## Task prompt
Pictures should be excluded; otherwise, copy every entry exactly.

## The data
·····

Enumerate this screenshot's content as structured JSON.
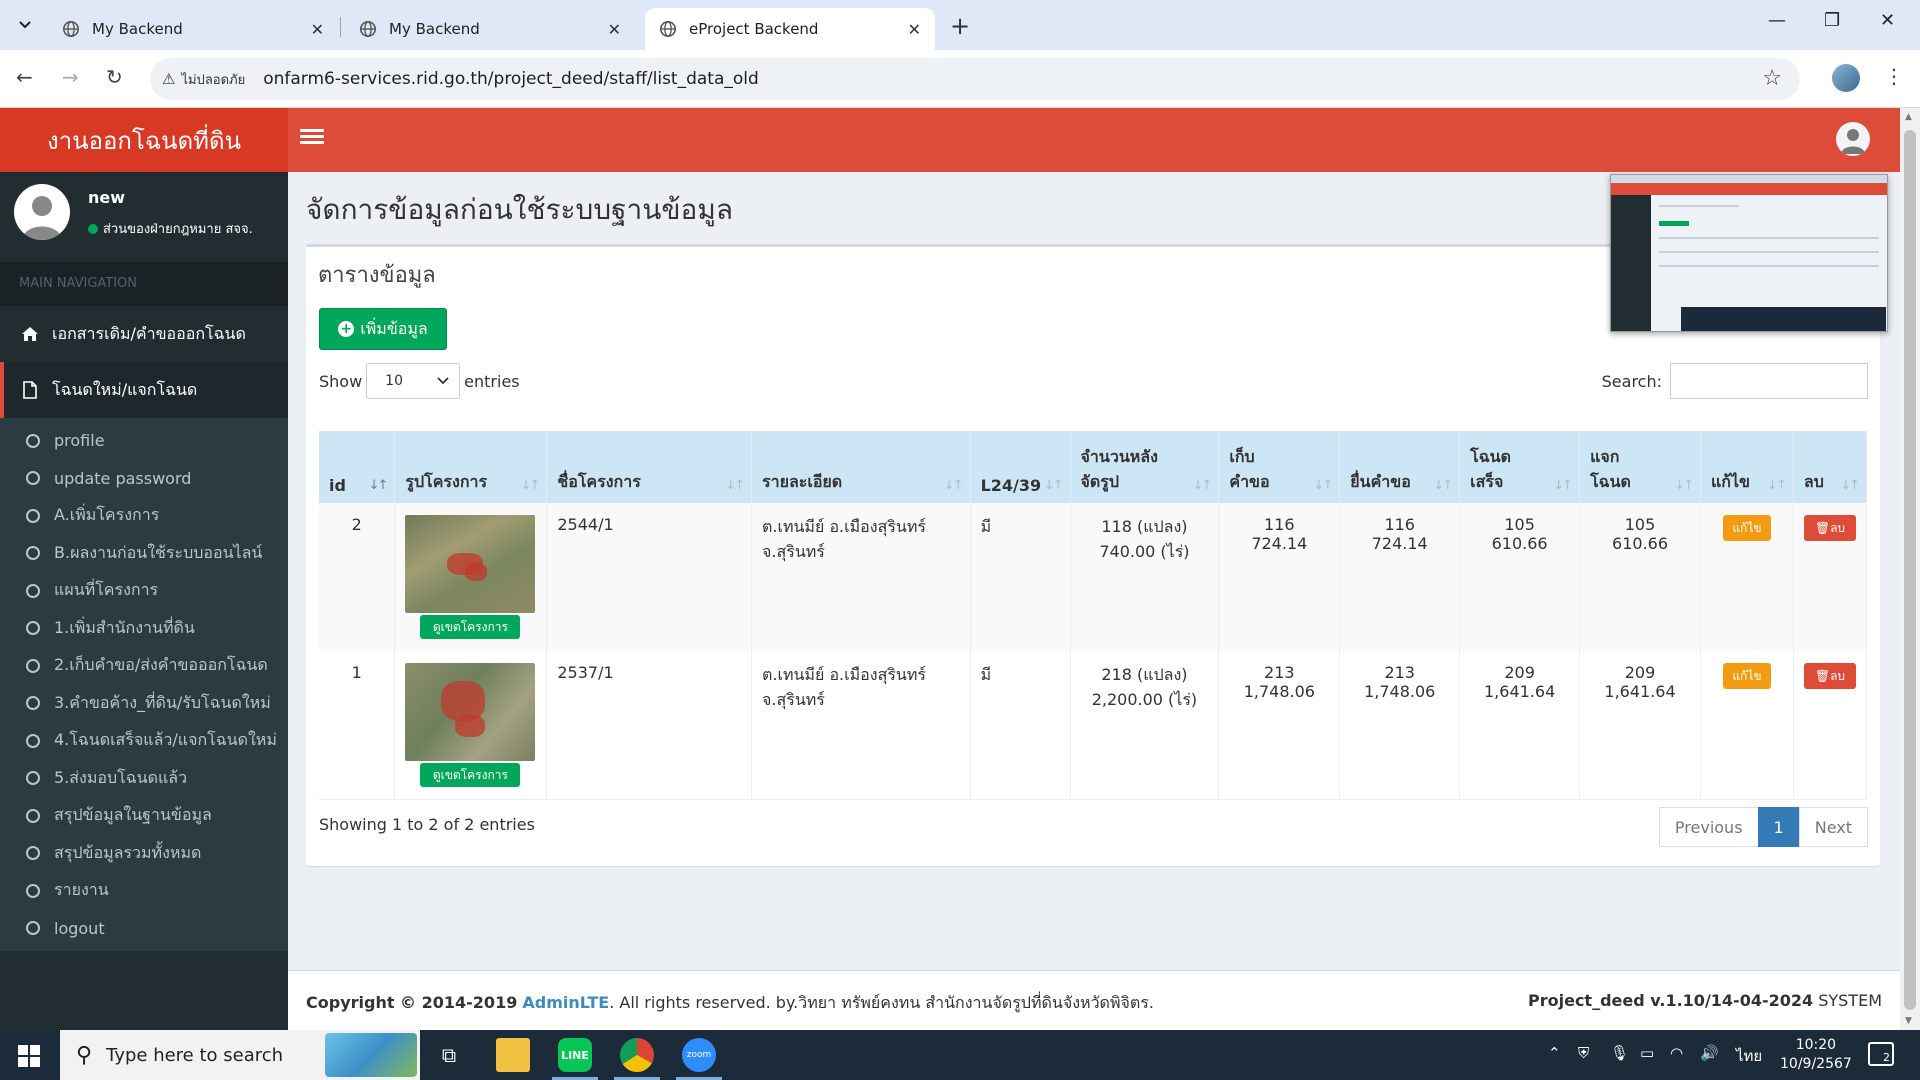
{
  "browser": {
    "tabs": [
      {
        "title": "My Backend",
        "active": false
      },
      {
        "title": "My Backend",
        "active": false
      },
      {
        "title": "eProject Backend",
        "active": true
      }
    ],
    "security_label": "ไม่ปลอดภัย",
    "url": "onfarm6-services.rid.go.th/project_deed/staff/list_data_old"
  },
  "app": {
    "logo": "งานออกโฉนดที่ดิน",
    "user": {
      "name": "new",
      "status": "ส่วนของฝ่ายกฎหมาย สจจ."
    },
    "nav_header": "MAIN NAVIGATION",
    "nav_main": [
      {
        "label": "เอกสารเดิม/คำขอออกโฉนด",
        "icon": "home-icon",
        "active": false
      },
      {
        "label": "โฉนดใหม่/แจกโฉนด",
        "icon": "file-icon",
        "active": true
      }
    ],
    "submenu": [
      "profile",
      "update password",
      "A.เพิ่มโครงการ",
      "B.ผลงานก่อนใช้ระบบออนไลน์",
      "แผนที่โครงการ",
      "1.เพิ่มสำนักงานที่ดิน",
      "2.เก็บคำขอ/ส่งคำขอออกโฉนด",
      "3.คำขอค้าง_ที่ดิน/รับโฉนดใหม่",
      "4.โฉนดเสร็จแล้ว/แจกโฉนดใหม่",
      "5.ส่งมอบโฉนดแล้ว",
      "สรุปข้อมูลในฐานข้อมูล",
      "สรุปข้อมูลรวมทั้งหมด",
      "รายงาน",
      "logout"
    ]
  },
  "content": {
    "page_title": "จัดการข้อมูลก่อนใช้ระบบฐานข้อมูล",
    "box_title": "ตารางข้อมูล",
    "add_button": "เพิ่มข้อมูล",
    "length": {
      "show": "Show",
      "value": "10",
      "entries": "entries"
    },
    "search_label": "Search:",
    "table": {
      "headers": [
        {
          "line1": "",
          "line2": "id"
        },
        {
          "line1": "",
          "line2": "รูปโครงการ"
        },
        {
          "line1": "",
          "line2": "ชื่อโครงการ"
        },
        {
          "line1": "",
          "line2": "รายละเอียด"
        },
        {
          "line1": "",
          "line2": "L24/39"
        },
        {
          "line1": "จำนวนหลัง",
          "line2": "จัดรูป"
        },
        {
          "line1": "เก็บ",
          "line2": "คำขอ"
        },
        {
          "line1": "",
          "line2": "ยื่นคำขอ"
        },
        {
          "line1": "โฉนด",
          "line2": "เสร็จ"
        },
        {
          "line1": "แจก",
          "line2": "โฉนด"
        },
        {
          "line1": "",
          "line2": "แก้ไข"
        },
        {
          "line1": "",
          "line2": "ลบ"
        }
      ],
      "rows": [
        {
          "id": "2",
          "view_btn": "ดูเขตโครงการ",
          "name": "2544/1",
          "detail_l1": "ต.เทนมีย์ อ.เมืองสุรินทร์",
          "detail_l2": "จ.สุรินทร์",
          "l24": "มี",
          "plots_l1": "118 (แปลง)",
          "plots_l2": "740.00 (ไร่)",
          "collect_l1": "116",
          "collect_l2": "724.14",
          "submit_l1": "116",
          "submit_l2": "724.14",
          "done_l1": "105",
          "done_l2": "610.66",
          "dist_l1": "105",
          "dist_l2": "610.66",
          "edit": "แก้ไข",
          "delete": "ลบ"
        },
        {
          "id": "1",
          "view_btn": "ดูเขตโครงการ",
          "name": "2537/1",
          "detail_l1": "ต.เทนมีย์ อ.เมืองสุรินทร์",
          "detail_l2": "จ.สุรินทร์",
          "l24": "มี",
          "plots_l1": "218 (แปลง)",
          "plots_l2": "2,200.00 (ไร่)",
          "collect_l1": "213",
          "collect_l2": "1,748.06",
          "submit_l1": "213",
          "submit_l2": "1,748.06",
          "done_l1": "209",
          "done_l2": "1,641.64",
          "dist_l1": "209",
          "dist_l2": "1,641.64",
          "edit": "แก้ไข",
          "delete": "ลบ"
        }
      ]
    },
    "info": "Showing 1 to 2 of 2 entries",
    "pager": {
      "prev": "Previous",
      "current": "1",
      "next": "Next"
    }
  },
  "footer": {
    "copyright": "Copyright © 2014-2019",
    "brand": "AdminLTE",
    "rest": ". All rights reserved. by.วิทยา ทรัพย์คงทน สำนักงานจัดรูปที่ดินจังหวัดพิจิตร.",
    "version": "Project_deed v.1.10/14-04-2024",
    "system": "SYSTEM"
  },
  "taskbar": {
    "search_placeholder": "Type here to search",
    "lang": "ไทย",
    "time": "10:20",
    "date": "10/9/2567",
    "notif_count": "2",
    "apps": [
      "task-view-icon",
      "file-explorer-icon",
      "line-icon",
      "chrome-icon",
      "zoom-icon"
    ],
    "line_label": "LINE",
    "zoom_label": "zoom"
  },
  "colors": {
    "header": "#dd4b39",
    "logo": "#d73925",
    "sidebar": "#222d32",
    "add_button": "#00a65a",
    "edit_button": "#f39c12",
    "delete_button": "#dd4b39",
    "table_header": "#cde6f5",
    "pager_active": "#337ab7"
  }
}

·····

## Result of the exercise
Enumerate this screenshot's content as structured JSON.
{
  "browser": {
    "tabs": [
      {
        "title": "My Backend",
        "active": false
      },
      {
        "title": "My Backend",
        "active": false
      },
      {
        "title": "eProject Backend",
        "active": true
      }
    ],
    "security_label": "ไม่ปลอดภัย",
    "url": "onfarm6-services.rid.go.th/project_deed/staff/list_data_old"
  },
  "app": {
    "logo": "งานออกโฉนดที่ดิน",
    "user": {
      "name": "new",
      "status": "ส่วนของฝ่ายกฎหมาย สจจ."
    },
    "nav_header": "MAIN NAVIGATION",
    "nav_main": [
      {
        "label": "เอกสารเดิม/คำขอออกโฉนด",
        "icon": "home-icon",
        "active": false
      },
      {
        "label": "โฉนดใหม่/แจกโฉนด",
        "icon": "file-icon",
        "active": true
      }
    ],
    "submenu": [
      "profile",
      "update password",
      "A.เพิ่มโครงการ",
      "B.ผลงานก่อนใช้ระบบออนไลน์",
      "แผนที่โครงการ",
      "1.เพิ่มสำนักงานที่ดิน",
      "2.เก็บคำขอ/ส่งคำขอออกโฉนด",
      "3.คำขอค้าง_ที่ดิน/รับโฉนดใหม่",
      "4.โฉนดเสร็จแล้ว/แจกโฉนดใหม่",
      "5.ส่งมอบโฉนดแล้ว",
      "สรุปข้อมูลในฐานข้อมูล",
      "สรุปข้อมูลรวมทั้งหมด",
      "รายงาน",
      "logout"
    ]
  },
  "content": {
    "page_title": "จัดการข้อมูลก่อนใช้ระบบฐานข้อมูล",
    "box_title": "ตารางข้อมูล",
    "add_button": "เพิ่มข้อมูล",
    "length": {
      "show": "Show",
      "value": "10",
      "entries": "entries"
    },
    "search_label": "Search:",
    "table": {
      "headers": [
        {
          "line1": "",
          "line2": "id"
        },
        {
          "line1": "",
          "line2": "รูปโครงการ"
        },
        {
          "line1": "",
          "line2": "ชื่อโครงการ"
        },
        {
          "line1": "",
          "line2": "รายละเอียด"
        },
        {
          "line1": "",
          "line2": "L24/39"
        },
        {
          "line1": "จำนวนหลัง",
          "line2": "จัดรูป"
        },
        {
          "line1": "เก็บ",
          "line2": "คำขอ"
        },
        {
          "line1": "",
          "line2": "ยื่นคำขอ"
        },
        {
          "line1": "โฉนด",
          "line2": "เสร็จ"
        },
        {
          "line1": "แจก",
          "line2": "โฉนด"
        },
        {
          "line1": "",
          "line2": "แก้ไข"
        },
        {
          "line1": "",
          "line2": "ลบ"
        }
      ],
      "rows": [
        {
          "id": "2",
          "view_btn": "ดูเขตโครงการ",
          "name": "2544/1",
          "detail_l1": "ต.เทนมีย์ อ.เมืองสุรินทร์",
          "detail_l2": "จ.สุรินทร์",
          "l24": "มี",
          "plots_l1": "118 (แปลง)",
          "plots_l2": "740.00 (ไร่)",
          "collect_l1": "116",
          "collect_l2": "724.14",
          "submit_l1": "116",
          "submit_l2": "724.14",
          "done_l1": "105",
          "done_l2": "610.66",
          "dist_l1": "105",
          "dist_l2": "610.66",
          "edit": "แก้ไข",
          "delete": "ลบ"
        },
        {
          "id": "1",
          "view_btn": "ดูเขตโครงการ",
          "name": "2537/1",
          "detail_l1": "ต.เทนมีย์ อ.เมืองสุรินทร์",
          "detail_l2": "จ.สุรินทร์",
          "l24": "มี",
          "plots_l1": "218 (แปลง)",
          "plots_l2": "2,200.00 (ไร่)",
          "collect_l1": "213",
          "collect_l2": "1,748.06",
          "submit_l1": "213",
          "submit_l2": "1,748.06",
          "done_l1": "209",
          "done_l2": "1,641.64",
          "dist_l1": "209",
          "dist_l2": "1,641.64",
          "edit": "แก้ไข",
          "delete": "ลบ"
        }
      ]
    },
    "info": "Showing 1 to 2 of 2 entries",
    "pager": {
      "prev": "Previous",
      "current": "1",
      "next": "Next"
    }
  },
  "footer": {
    "copyright": "Copyright © 2014-2019",
    "brand": "AdminLTE",
    "rest": ". All rights reserved. by.วิทยา ทรัพย์คงทน สำนักงานจัดรูปที่ดินจังหวัดพิจิตร.",
    "version": "Project_deed v.1.10/14-04-2024",
    "system": "SYSTEM"
  },
  "taskbar": {
    "search_placeholder": "Type here to search",
    "lang": "ไทย",
    "time": "10:20",
    "date": "10/9/2567",
    "notif_count": "2",
    "apps": [
      "task-view-icon",
      "file-explorer-icon",
      "line-icon",
      "chrome-icon",
      "zoom-icon"
    ],
    "line_label": "LINE",
    "zoom_label": "zoom"
  },
  "colors": {
    "header": "#dd4b39",
    "logo": "#d73925",
    "sidebar": "#222d32",
    "add_button": "#00a65a",
    "edit_button": "#f39c12",
    "delete_button": "#dd4b39",
    "table_header": "#cde6f5",
    "pager_active": "#337ab7"
  }
}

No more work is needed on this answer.